| Data rows |
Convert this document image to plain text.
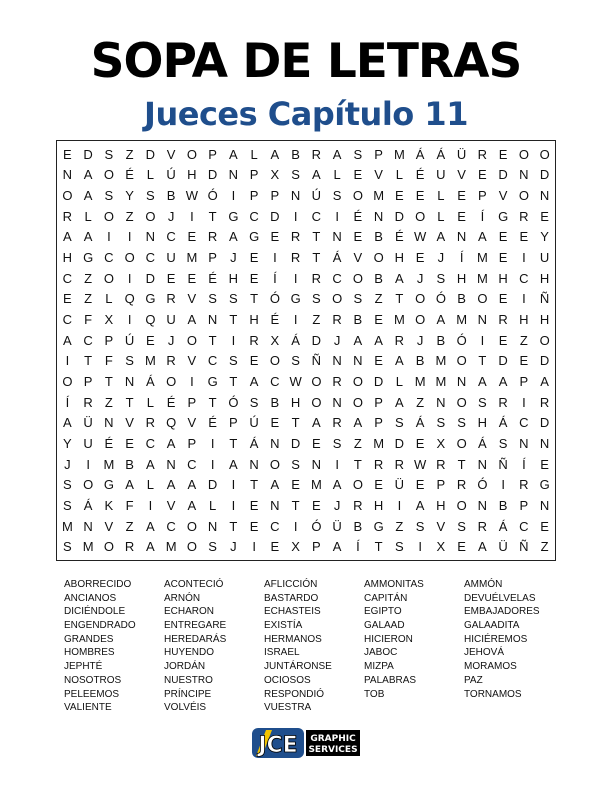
SOPA DE LETRAS
Jueces Capítulo 11
E D S Z D V O P A L A B R A S P M Á Á Ü R E O O
N A O É L Ú H D N P X S A L E V L É U V E D N D
O A S Y S B W Ó	I	P P N Ú S O M E E L E P V O N
R L O Z O J	I	T G C D	I	C	I	É N D O L E	Í	G R E
A A	I	I	N C E R A G E R T N E B É W A N A E E Y
H G C O C U M P	J	E	I	R T Á V O H E	J	Í	M E	I	U
C Z O	I	D E E É H E	Í	I	R C O B A	J	S H M H C H
E Z	L Q G R V S S T Ó G S O S Z T O Ó B O E	I	Ñ
C F X	I	Q U A N T H É	I	Z R B E M O A M N R H H
A C P Ú E	J O T	I	R X Á D J	A A R J	B Ó	I	E Z O
I	T F S M R V C S E O S Ñ N N E A B M O T D E D
O P T N Á O	I	G T A C W O R O D L M M N A A P A
Í	R Z T	L É P T Ó S B H O N O P A Z N O S R	I	R
A Ü N V R Q V É P Ú E T A R A P S Á S S H Á C D
Y U É E C A P	I	T Á N D E S Z M D E X O Á S N N
J	I	M B A N C	I	A N O S N	I	T R R W R T N Ñ	Í	E
S O G A L A A D	I	T A E M A O E Ü E P R Ó	I	R G
S Á K F	I	V A L	I	E N T E	J R H	I	A H O N B P N
M N V Z A C O N T E C	I	Ó Ü B G Z S V S R Á C E
S M O R A M O S	J	I	E X P A	Í	T S	I	X E A Ü Ñ Z
ABORRECIDO
ANCIANOS
DICIÉNDOLE
ENGENDRADO
GRANDES
HOMBRES
JEPHTÉ
NOSOTROS
PELEEMOS
VALIENTE
ACONTECIÓ
ARNÓN
ECHARON
ENTREGARE
HEREDARÁS
HUYENDO
JORDÁN
NUESTRO
PRÍNCIPE
VOLVÉIS
AFLICCIÓN
BASTARDO
ECHASTEIS
EXISTÍA
HERMANOS
ISRAEL
JUNTÁRONSE
OCIOSOS
RESPONDIÓ
VUESTRA
AMMONITAS
CAPITÁN
EGIPTO
GALAAD
HICIERON
JABOC
MIZPA
PALABRAS
TOB
AMMÓN
DEVUÉLVELAS
EMBAJADORES
GALAADITA
HICIÉREMOS
JEHOVÁ
MORAMOS
PAZ
TORNAMOS
JCE GRAPHIC
SERVICES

| Problem to solve |
Please write out all of the material above without changing a word, and omit any pictures.

| Output of the exercise |
Convert this document image to plain text.
SOPA DE LETRAS
Jueces Capítulo 11
E D S Z D V O P A L A B R A S P M Á Á Ü R E O O
N A O É L Ú H D N P X S A L E V L É U V E D N D
O A S Y S B W Ó	I	P P N Ú S O M E E L E P V O N
R L O Z O J	I	T G C D	I	C	I	É N D O L E	Í	G R E
A A	I	I	N C E R A G E R T N E B É W A N A E E Y
H G C O C U M P	J	E	I	R T Á V O H E	J	Í	M E	I	U
C Z O	I	D E E É H E	Í	I	R C O B A	J	S H M H C H
E Z	L Q G R V S S T Ó G S O S Z T O Ó B O E	I	Ñ
C F X	I	Q U A N T H É	I	Z R B E M O A M N R H H
A C P Ú E	J O T	I	R X Á D J	A A R J	B Ó	I	E Z O
I	T F S M R V C S E O S Ñ N N E A B M O T D E D
O P T N Á O	I	G T A C W O R O D L M M N A A P A
Í	R Z T	L É P T Ó S B H O N O P A Z N O S R	I	R
A Ü N V R Q V É P Ú E T A R A P S Á S S H Á C D
Y U É E C A P	I	T Á N D E S Z M D E X O Á S N N
J	I	M B A N C	I	A N O S N	I	T R R W R T N Ñ	Í	E
S O G A L A A D	I	T A E M A O E Ü E P R Ó	I	R G
S Á K F	I	V A L	I	E N T E	J R H	I	A H O N B P N
M N V Z A C O N T E C	I	Ó Ü B G Z S V S R Á C E
S M O R A M O S	J	I	E X P A	Í	T S	I	X E A Ü Ñ Z
ABORRECIDO
ANCIANOS
DICIÉNDOLE
ENGENDRADO
GRANDES
HOMBRES
JEPHTÉ
NOSOTROS
PELEEMOS
VALIENTE
ACONTECIÓ
ARNÓN
ECHARON
ENTREGARE
HEREDARÁS
HUYENDO
JORDÁN
NUESTRO
PRÍNCIPE
VOLVÉIS
AFLICCIÓN
BASTARDO
ECHASTEIS
EXISTÍA
HERMANOS
ISRAEL
JUNTÁRONSE
OCIOSOS
RESPONDIÓ
VUESTRA
AMMONITAS
CAPITÁN
EGIPTO
GALAAD
HICIERON
JABOC
MIZPA
PALABRAS
TOB
AMMÓN
DEVUÉLVELAS
EMBAJADORES
GALAADITA
HICIÉREMOS
JEHOVÁ
MORAMOS
PAZ
TORNAMOS
JCE GRAPHIC
SERVICES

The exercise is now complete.